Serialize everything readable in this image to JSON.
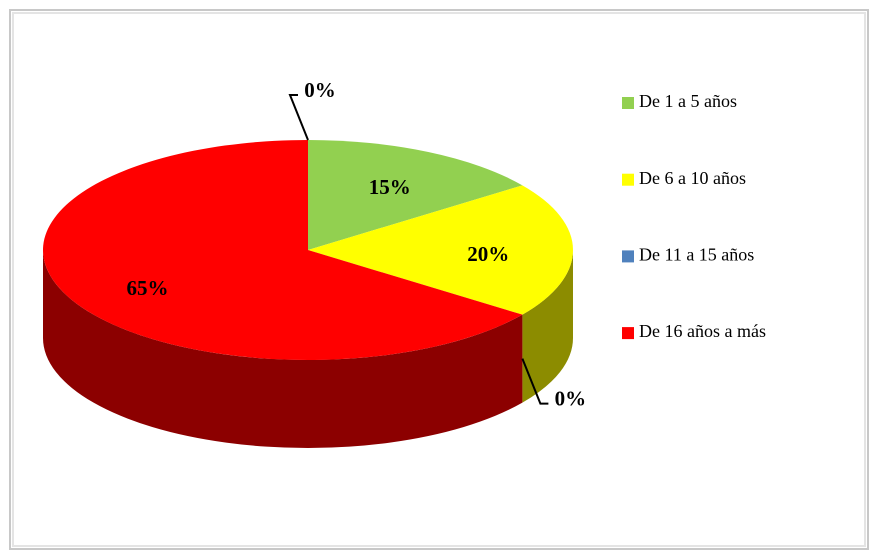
{
  "chart_data": {
    "type": "pie3d",
    "categories": [
      "De 1 a 5 años",
      "De 6 a 10 años",
      "De 11 a 15 años",
      "De 16 años a más",
      null
    ],
    "values": [
      15,
      20,
      0,
      65,
      0
    ],
    "value_labels": [
      "15%",
      "20%",
      "0%",
      "65%",
      "0%"
    ],
    "colors": [
      "#92d050",
      "#ffff00",
      "#4f81bd",
      "#ff0000",
      "#ff0000"
    ],
    "legend": "right"
  }
}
--------------------------------
Task statement:
Show the lines where the word "años" appears in the entries.

Complete answer:
      "De 1 a 5 años",
      "De 6 a 10 años",
      "De 11 a 15 años",
      "De 16 años a más",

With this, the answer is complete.